### WHAT IS EXPECTED:
Check each line of the material below for "varius". Report how many have it, with no other words.

|---|

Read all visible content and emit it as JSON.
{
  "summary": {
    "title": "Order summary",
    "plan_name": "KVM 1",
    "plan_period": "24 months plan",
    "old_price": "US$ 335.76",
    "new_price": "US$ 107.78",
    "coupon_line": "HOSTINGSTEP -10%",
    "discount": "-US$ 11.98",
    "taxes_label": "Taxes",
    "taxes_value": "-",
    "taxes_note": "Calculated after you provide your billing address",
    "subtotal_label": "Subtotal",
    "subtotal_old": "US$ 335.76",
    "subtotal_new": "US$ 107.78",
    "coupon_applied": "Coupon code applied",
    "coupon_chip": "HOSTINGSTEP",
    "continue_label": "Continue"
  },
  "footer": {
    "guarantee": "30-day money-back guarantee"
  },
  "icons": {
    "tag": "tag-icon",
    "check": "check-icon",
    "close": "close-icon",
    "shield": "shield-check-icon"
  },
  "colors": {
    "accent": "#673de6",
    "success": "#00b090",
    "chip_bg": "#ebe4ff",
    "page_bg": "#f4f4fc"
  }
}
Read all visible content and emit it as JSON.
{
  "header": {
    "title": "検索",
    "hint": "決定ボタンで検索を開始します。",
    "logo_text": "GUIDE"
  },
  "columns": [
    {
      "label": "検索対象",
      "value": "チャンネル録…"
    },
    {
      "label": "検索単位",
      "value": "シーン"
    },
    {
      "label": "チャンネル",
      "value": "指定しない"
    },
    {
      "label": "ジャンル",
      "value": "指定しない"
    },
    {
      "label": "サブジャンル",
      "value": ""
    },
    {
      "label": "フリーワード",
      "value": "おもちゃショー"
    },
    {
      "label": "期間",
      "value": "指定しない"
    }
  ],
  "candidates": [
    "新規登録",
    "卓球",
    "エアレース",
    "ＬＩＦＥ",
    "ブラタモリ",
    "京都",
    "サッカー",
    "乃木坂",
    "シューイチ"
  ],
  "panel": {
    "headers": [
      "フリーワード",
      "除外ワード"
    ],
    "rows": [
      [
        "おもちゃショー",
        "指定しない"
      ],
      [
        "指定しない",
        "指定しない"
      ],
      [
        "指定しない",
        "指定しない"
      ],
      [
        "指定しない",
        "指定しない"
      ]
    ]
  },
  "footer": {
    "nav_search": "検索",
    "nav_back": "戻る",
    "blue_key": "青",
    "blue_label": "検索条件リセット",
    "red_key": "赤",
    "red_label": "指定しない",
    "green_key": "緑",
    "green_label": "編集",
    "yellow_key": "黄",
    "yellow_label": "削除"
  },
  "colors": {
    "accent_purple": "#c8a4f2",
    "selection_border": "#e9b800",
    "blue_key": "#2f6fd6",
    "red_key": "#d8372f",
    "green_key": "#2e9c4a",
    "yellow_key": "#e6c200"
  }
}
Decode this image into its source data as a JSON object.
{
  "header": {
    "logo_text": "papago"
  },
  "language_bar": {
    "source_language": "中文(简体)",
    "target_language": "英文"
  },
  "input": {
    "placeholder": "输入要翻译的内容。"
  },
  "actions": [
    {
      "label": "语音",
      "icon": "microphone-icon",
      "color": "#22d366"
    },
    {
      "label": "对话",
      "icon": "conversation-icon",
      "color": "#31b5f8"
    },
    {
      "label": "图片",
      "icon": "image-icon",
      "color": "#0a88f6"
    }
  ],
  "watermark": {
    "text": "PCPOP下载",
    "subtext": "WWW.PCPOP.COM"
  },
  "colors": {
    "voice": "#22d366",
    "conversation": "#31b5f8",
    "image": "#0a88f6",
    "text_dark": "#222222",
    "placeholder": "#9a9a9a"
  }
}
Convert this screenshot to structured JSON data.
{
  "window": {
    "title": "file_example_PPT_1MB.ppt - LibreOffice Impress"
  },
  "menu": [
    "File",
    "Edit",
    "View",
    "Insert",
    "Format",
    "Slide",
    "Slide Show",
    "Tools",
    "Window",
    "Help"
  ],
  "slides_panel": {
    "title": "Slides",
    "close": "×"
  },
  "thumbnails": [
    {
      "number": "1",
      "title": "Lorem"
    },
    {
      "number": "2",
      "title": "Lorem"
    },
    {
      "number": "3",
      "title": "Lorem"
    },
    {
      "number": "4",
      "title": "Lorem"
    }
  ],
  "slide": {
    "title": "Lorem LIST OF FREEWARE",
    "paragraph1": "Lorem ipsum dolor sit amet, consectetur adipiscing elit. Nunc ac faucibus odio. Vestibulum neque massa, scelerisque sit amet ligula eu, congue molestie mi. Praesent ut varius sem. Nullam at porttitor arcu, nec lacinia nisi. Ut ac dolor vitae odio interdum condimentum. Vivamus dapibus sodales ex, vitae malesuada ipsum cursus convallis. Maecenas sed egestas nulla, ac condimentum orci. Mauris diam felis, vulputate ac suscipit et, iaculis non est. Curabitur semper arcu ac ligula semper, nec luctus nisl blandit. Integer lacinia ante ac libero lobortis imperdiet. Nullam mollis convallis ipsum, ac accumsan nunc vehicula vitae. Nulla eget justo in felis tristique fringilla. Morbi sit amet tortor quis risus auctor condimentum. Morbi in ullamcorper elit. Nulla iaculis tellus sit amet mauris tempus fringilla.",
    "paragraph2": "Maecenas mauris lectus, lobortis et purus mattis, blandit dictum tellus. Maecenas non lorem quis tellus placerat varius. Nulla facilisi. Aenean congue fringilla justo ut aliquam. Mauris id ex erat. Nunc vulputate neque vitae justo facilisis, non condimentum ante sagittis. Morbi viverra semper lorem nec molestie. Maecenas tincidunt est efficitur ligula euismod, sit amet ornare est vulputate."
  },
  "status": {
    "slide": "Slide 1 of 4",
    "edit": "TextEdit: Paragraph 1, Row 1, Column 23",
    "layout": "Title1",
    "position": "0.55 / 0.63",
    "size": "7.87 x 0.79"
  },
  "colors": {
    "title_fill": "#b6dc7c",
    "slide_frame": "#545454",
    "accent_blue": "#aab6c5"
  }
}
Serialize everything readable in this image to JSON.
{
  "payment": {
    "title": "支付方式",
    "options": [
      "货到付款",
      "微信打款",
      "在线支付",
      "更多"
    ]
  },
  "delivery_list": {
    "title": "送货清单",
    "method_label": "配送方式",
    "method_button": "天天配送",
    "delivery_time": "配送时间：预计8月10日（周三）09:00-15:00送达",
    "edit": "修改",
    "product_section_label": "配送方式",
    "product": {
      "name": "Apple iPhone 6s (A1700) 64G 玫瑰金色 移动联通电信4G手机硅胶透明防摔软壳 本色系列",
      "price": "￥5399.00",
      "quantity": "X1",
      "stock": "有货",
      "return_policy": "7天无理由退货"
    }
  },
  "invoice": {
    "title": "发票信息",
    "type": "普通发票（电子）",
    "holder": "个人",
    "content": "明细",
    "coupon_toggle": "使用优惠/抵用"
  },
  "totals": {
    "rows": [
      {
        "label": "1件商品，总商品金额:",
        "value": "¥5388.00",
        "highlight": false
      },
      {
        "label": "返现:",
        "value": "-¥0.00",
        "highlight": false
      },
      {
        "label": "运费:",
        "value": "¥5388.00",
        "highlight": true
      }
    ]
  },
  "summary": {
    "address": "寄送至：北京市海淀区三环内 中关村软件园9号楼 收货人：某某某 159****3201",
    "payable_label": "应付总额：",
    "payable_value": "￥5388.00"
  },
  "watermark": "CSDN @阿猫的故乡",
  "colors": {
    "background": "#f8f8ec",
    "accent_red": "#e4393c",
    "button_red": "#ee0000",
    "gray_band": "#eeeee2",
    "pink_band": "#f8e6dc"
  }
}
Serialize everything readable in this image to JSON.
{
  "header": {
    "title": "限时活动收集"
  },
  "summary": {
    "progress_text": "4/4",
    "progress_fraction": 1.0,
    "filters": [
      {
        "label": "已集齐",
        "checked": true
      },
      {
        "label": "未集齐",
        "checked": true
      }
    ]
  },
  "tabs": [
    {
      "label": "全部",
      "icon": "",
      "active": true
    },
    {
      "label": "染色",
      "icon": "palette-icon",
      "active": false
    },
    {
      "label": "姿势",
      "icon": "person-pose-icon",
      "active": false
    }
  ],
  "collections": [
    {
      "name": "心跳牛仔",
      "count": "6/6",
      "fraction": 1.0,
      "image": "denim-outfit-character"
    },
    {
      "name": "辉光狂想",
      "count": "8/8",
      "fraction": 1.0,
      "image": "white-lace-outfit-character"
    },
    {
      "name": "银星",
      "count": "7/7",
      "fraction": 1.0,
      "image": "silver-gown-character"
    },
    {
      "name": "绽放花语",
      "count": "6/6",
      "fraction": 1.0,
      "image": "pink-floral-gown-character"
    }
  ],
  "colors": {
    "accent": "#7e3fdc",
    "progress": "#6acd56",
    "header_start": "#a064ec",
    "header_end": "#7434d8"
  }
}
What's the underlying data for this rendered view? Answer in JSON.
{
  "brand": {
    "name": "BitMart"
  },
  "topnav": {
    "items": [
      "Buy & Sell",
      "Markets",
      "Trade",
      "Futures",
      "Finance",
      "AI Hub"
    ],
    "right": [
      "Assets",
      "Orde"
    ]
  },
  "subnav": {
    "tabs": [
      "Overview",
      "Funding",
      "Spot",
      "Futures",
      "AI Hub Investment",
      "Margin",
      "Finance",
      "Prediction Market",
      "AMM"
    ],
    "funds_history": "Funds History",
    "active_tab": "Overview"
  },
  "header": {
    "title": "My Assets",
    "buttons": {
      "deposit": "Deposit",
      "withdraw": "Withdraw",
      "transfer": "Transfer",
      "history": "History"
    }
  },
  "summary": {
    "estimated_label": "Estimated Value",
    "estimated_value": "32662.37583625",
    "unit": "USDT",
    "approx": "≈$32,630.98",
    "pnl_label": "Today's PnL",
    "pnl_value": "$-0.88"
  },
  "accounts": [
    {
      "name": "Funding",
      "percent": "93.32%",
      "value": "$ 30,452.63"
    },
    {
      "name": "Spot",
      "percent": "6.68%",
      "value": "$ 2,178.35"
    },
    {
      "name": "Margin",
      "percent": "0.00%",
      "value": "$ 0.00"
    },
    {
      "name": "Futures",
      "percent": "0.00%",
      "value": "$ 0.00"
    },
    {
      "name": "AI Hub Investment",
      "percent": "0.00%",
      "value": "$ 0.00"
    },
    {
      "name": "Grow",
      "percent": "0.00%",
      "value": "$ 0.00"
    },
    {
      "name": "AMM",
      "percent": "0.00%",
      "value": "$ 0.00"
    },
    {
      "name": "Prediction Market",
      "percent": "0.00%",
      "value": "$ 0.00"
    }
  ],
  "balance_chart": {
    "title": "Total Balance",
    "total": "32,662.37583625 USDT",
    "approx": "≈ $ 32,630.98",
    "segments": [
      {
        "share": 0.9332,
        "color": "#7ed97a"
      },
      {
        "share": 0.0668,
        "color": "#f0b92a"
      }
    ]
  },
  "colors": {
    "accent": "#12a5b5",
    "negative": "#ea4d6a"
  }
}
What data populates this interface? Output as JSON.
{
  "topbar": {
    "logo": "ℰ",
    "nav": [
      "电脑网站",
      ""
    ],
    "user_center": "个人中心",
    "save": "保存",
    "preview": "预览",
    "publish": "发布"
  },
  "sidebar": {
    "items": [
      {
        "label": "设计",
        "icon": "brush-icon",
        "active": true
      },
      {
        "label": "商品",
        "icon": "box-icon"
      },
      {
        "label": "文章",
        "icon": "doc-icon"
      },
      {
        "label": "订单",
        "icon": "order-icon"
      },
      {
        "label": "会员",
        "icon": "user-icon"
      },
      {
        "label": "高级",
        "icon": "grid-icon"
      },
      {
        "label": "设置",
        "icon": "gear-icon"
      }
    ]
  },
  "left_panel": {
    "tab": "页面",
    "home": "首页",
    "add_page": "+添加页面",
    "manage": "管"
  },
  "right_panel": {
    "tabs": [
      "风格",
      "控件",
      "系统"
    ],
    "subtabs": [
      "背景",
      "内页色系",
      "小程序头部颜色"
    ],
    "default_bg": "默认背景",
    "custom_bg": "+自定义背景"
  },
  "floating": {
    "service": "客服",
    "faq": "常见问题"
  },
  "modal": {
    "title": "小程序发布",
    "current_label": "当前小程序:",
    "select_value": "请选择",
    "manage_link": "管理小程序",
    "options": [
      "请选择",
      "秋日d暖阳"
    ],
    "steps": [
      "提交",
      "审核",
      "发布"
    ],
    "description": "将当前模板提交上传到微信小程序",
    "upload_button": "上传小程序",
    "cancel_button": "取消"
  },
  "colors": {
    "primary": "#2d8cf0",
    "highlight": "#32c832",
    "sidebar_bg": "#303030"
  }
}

|---|

### EXPECTED ANSWER:
2